[Given records]

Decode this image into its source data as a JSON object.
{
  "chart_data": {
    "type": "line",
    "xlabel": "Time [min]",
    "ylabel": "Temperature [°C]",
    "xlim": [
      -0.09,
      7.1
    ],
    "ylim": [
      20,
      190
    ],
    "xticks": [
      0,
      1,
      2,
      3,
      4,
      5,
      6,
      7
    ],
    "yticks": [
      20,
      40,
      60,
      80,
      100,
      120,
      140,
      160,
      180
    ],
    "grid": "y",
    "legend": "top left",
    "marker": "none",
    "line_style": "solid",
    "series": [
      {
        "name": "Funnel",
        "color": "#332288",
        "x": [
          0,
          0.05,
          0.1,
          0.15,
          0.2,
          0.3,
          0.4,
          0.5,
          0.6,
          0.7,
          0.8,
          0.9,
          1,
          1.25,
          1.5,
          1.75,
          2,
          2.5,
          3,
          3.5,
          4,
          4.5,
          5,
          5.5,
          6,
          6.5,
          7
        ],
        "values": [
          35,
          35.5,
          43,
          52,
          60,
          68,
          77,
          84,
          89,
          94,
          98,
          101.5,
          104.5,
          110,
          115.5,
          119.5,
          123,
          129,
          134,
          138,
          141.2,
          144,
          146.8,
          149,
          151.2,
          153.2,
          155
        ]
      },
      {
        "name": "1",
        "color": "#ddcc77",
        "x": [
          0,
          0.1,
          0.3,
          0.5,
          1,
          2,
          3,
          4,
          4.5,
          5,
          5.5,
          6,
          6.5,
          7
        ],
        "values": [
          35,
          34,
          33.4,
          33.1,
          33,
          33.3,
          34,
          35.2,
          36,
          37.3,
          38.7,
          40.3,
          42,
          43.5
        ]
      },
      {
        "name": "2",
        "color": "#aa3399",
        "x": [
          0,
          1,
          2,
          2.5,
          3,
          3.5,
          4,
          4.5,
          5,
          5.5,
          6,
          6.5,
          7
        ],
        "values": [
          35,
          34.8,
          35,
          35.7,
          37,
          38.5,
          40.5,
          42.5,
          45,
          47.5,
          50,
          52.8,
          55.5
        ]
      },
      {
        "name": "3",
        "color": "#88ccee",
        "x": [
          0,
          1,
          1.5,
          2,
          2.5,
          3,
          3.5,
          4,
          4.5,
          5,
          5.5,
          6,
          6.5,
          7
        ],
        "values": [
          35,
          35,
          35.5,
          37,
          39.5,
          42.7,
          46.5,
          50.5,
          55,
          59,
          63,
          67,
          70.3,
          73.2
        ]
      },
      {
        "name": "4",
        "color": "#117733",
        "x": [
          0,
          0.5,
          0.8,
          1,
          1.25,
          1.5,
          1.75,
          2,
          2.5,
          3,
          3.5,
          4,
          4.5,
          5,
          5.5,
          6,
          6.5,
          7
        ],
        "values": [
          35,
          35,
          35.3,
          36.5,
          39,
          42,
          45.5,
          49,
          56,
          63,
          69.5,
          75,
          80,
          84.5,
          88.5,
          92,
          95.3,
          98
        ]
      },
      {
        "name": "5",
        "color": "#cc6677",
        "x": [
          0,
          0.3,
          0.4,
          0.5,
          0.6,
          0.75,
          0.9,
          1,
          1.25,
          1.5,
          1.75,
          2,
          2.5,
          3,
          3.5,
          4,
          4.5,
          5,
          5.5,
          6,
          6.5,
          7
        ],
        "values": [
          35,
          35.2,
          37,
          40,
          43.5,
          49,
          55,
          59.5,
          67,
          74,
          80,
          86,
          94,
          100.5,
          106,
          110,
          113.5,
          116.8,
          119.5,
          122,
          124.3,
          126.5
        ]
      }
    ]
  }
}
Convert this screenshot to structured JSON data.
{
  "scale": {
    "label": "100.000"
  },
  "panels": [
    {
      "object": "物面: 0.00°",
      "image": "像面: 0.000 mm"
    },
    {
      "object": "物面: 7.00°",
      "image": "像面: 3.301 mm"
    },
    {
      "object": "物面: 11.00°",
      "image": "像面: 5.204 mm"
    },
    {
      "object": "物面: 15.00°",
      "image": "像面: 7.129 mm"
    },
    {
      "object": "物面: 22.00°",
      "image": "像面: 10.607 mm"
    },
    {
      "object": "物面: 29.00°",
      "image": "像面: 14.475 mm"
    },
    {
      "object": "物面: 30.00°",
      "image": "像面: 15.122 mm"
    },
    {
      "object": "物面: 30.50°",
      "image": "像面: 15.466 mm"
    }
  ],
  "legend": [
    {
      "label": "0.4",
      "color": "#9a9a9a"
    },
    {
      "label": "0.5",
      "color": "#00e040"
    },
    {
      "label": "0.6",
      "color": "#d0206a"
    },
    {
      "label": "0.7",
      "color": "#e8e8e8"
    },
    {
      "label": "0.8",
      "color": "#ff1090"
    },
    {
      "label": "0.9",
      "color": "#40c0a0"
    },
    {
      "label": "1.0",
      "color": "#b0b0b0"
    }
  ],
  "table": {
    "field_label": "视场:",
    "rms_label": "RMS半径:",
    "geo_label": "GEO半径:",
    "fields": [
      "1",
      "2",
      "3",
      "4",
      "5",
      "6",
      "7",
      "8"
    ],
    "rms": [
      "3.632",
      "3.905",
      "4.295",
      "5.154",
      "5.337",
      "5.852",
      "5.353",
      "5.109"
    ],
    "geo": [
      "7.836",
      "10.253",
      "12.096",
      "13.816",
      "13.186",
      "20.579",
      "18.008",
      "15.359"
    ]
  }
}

[Problem details]
Copy every record exactly as presented.

[Answer to this problem]
Decode this image into its source data as a JSON object.
{
  "chart_data": {
    "type": "line",
    "xlabel": "Time [min]",
    "ylabel": "Temperature [°C]",
    "xlim": [
      -0.09,
      7.1
    ],
    "ylim": [
      20,
      190
    ],
    "xticks": [
      0,
      1,
      2,
      3,
      4,
      5,
      6,
      7
    ],
    "yticks": [
      20,
      40,
      60,
      80,
      100,
      120,
      140,
      160,
      180
    ],
    "grid": "y",
    "legend": "top left",
    "marker": "none",
    "line_style": "solid",
    "series": [
      {
        "name": "Funnel",
        "color": "#332288",
        "x": [
          0,
          0.05,
          0.1,
          0.15,
          0.2,
          0.3,
          0.4,
          0.5,
          0.6,
          0.7,
          0.8,
          0.9,
          1,
          1.25,
          1.5,
          1.75,
          2,
          2.5,
          3,
          3.5,
          4,
          4.5,
          5,
          5.5,
          6,
          6.5,
          7
        ],
        "values": [
          35,
          35.5,
          43,
          52,
          60,
          68,
          77,
          84,
          89,
          94,
          98,
          101.5,
          104.5,
          110,
          115.5,
          119.5,
          123,
          129,
          134,
          138,
          141.2,
          144,
          146.8,
          149,
          151.2,
          153.2,
          155
        ]
      },
      {
        "name": "1",
        "color": "#ddcc77",
        "x": [
          0,
          0.1,
          0.3,
          0.5,
          1,
          2,
          3,
          4,
          4.5,
          5,
          5.5,
          6,
          6.5,
          7
        ],
        "values": [
          35,
          34,
          33.4,
          33.1,
          33,
          33.3,
          34,
          35.2,
          36,
          37.3,
          38.7,
          40.3,
          42,
          43.5
        ]
      },
      {
        "name": "2",
        "color": "#aa3399",
        "x": [
          0,
          1,
          2,
          2.5,
          3,
          3.5,
          4,
          4.5,
          5,
          5.5,
          6,
          6.5,
          7
        ],
        "values": [
          35,
          34.8,
          35,
          35.7,
          37,
          38.5,
          40.5,
          42.5,
          45,
          47.5,
          50,
          52.8,
          55.5
        ]
      },
      {
        "name": "3",
        "color": "#88ccee",
        "x": [
          0,
          1,
          1.5,
          2,
          2.5,
          3,
          3.5,
          4,
          4.5,
          5,
          5.5,
          6,
          6.5,
          7
        ],
        "values": [
          35,
          35,
          35.5,
          37,
          39.5,
          42.7,
          46.5,
          50.5,
          55,
          59,
          63,
          67,
          70.3,
          73.2
        ]
      },
      {
        "name": "4",
        "color": "#117733",
        "x": [
          0,
          0.5,
          0.8,
          1,
          1.25,
          1.5,
          1.75,
          2,
          2.5,
          3,
          3.5,
          4,
          4.5,
          5,
          5.5,
          6,
          6.5,
          7
        ],
        "values": [
          35,
          35,
          35.3,
          36.5,
          39,
          42,
          45.5,
          49,
          56,
          63,
          69.5,
          75,
          80,
          84.5,
          88.5,
          92,
          95.3,
          98
        ]
      },
      {
        "name": "5",
        "color": "#cc6677",
        "x": [
          0,
          0.3,
          0.4,
          0.5,
          0.6,
          0.75,
          0.9,
          1,
          1.25,
          1.5,
          1.75,
          2,
          2.5,
          3,
          3.5,
          4,
          4.5,
          5,
          5.5,
          6,
          6.5,
          7
        ],
        "values": [
          35,
          35.2,
          37,
          40,
          43.5,
          49,
          55,
          59.5,
          67,
          74,
          80,
          86,
          94,
          100.5,
          106,
          110,
          113.5,
          116.8,
          119.5,
          122,
          124.3,
          126.5
        ]
      }
    ]
  }
}
Convert this screenshot to structured JSON data.
{
  "scale": {
    "label": "100.000"
  },
  "panels": [
    {
      "object": "物面: 0.00°",
      "image": "像面: 0.000 mm"
    },
    {
      "object": "物面: 7.00°",
      "image": "像面: 3.301 mm"
    },
    {
      "object": "物面: 11.00°",
      "image": "像面: 5.204 mm"
    },
    {
      "object": "物面: 15.00°",
      "image": "像面: 7.129 mm"
    },
    {
      "object": "物面: 22.00°",
      "image": "像面: 10.607 mm"
    },
    {
      "object": "物面: 29.00°",
      "image": "像面: 14.475 mm"
    },
    {
      "object": "物面: 30.00°",
      "image": "像面: 15.122 mm"
    },
    {
      "object": "物面: 30.50°",
      "image": "像面: 15.466 mm"
    }
  ],
  "legend": [
    {
      "label": "0.4",
      "color": "#9a9a9a"
    },
    {
      "label": "0.5",
      "color": "#00e040"
    },
    {
      "label": "0.6",
      "color": "#d0206a"
    },
    {
      "label": "0.7",
      "color": "#e8e8e8"
    },
    {
      "label": "0.8",
      "color": "#ff1090"
    },
    {
      "label": "0.9",
      "color": "#40c0a0"
    },
    {
      "label": "1.0",
      "color": "#b0b0b0"
    }
  ],
  "table": {
    "field_label": "视场:",
    "rms_label": "RMS半径:",
    "geo_label": "GEO半径:",
    "fields": [
      "1",
      "2",
      "3",
      "4",
      "5",
      "6",
      "7",
      "8"
    ],
    "rms": [
      "3.632",
      "3.905",
      "4.295",
      "5.154",
      "5.337",
      "5.852",
      "5.353",
      "5.109"
    ],
    "geo": [
      "7.836",
      "10.253",
      "12.096",
      "13.816",
      "13.186",
      "20.579",
      "18.008",
      "15.359"
    ]
  }
}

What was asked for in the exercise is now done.